** START OF Supplied entries **

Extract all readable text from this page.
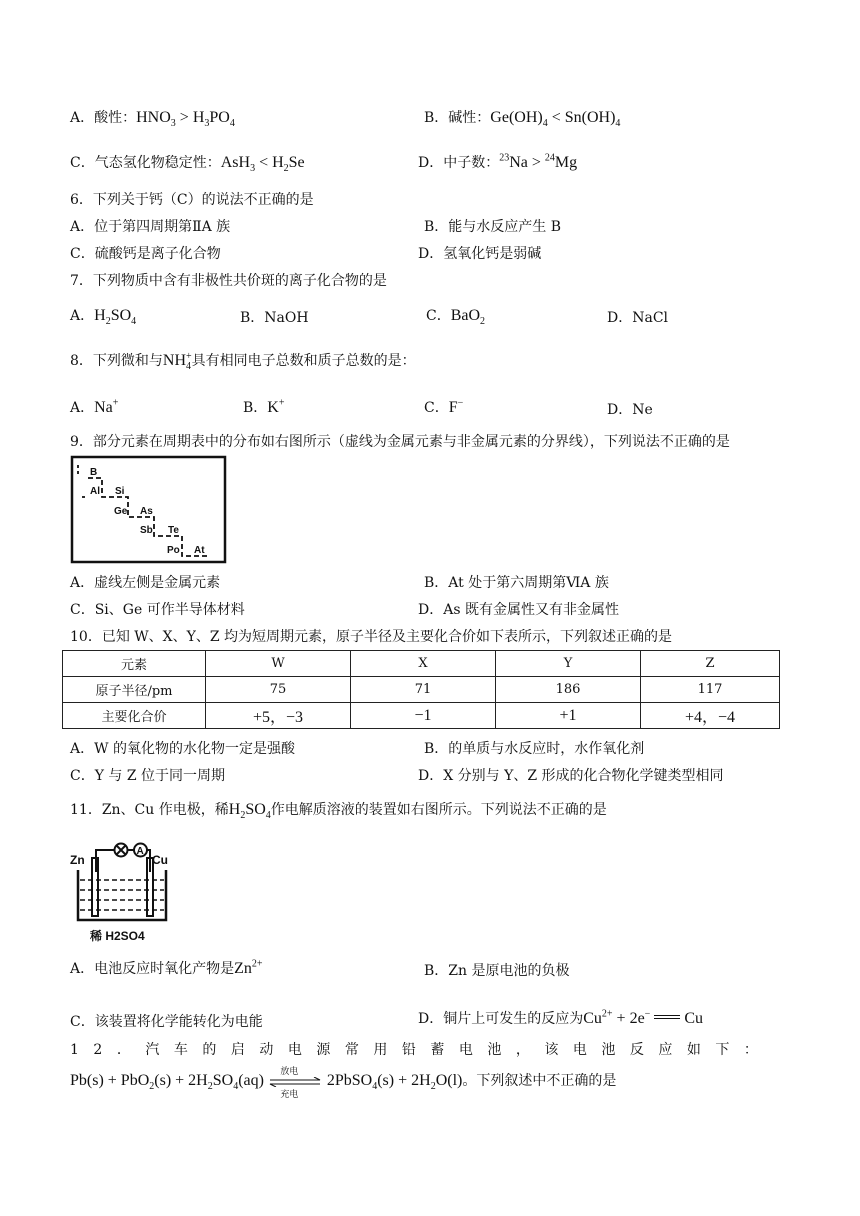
A．酸性：$HNO_3 > H_3PO_4$	B．碱性：$Ge(OH)_4 < Sn(OH)_4$
C．气态氢化物稳定性：$AsH_3 < H_2Se$	D．中子数：$^{23}$Na > $^{24}$Mg
6．下列关于钙（C）的说法不正确的是
A．位于第四周期第ⅡA 族	B．能与水反应产生 B
C．硫酸钙是离子化合物	D．氢氧化钙是弱碱
7．下列物质中含有非极性共价斑的离子化合物的是
A．$H_2SO_4$	B．NaOH	C．BaO$_2$	D．NaCl
8．下列微和与$NH_4^+$具有相同电子总数和质子总数的是：
A．Na+	B．K+	C．F−	D．Ne
9．部分元素在周期表中的分布如右图所示（虚线为金属元素与非金属元素的分界线），下列说法不正确的是
B
Al Si
Ge As
Sb Te
Po At
A．虚线左侧是金属元素	B．At 处于第六周期第ⅥA 族
C．Si、Ge 可作半导体材料	D．As 既有金属性又有非金属性
10．已知 W、X、Y、Z 均为短周期元素，原子半径及主要化合价如下表所示，下列叙述正确的是
元素	W	X	Y	Z
原子半径/pm	75	71	186	117
主要化合价	+5，−3	−1	+1	+4，−4
A．W 的氧化物的水化物一定是强酸	B．的单质与水反应时，水作氧化剂
C．Y 与 Z 位于同一周期	D．X 分别与 Y、Z 形成的化合物化学键类型相同
11．Zn、Cu 作电极，稀$H_2SO_4$作电解质溶液的装置如右图所示。下列说法不正确的是
Zn	Cu
稀 H2SO4
A
A．电池反应时氧化产物是$Zn^{2+}$	B．Zn 是原电池的负极
C．该装置将化学能转化为电能	D．铜片上可发生的反应为$Cu^{2+} + 2e^-$  Cu
12．汽车的启动电源常用铅蓄电池，该电池反应如下：
$Pb(s) + PbO_2(s) + 2H_2SO_4(aq)$ 放电
充电
2PbSO$_4$(s) + $2H_2O(l)$。下列叙述中不正确的是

** END OF Supplied entries **

Task prompt - From the listing above, copy all lines holding the word "下列说法不正确的是".

Solution for this exercise -
9．部分元素在周期表中的分布如右图所示（虚线为金属元素与非金属元素的分界线），下列说法不正确的是
11．Zn、Cu 作电极，稀$H_2SO_4$作电解质溶液的装置如右图所示。下列说法不正确的是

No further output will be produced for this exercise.